TASK GOAL
Tally the lines containing "table" and report the number alone.

** start RECORDS FOR THIS TASK **

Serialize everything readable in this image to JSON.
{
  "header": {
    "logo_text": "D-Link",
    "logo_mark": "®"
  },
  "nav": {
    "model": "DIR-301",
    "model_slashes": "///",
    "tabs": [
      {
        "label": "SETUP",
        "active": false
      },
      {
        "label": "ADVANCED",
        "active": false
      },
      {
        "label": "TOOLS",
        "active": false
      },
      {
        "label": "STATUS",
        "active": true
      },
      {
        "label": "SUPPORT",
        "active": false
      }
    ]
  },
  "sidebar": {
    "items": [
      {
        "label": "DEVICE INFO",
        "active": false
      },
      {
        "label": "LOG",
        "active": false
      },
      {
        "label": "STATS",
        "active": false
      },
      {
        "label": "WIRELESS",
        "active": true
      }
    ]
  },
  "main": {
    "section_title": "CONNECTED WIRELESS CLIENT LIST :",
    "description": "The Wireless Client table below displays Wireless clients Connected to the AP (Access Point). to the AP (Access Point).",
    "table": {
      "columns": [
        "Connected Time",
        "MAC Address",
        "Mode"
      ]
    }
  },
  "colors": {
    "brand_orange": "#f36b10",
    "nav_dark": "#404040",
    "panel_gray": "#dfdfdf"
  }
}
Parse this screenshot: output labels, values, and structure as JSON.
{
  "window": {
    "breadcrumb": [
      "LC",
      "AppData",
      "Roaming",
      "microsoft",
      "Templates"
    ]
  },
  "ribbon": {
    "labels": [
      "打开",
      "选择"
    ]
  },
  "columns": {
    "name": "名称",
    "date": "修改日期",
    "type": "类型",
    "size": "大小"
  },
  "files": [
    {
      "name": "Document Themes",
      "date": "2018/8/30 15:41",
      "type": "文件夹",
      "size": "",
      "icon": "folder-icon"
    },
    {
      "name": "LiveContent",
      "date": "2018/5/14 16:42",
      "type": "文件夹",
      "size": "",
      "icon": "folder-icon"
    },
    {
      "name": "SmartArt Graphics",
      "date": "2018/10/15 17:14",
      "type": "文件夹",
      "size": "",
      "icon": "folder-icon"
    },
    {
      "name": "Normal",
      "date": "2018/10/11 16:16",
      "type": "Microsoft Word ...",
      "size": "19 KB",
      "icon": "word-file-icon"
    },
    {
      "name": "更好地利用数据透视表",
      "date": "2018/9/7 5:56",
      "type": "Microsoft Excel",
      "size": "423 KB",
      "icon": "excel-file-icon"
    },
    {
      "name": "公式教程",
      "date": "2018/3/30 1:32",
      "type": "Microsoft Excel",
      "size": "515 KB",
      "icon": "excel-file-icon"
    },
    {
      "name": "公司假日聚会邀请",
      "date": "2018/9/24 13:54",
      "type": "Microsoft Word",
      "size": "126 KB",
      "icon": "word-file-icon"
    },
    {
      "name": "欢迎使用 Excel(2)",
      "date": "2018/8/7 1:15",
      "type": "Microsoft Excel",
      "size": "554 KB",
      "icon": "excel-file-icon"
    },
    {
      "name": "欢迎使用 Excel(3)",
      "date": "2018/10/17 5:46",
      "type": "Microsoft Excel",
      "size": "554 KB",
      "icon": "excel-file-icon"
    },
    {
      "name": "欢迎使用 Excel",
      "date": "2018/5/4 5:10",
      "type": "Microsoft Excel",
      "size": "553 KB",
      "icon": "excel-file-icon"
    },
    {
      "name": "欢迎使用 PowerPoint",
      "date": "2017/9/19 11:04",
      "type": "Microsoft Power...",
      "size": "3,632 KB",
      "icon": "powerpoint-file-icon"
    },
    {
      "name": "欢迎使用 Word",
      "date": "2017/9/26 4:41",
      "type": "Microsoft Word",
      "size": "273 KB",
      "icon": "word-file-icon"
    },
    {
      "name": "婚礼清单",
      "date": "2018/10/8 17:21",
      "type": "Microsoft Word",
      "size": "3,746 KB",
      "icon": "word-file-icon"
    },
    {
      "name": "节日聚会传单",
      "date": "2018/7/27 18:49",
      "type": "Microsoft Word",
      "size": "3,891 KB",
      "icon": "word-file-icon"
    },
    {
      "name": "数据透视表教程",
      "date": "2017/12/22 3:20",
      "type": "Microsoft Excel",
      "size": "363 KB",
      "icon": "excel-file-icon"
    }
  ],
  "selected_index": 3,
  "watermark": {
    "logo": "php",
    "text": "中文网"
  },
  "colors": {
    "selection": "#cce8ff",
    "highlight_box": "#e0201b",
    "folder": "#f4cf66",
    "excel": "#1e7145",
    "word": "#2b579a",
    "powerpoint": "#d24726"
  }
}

** end RECORDS FOR THIS TASK **

SOLUTION TO THIS TASK
2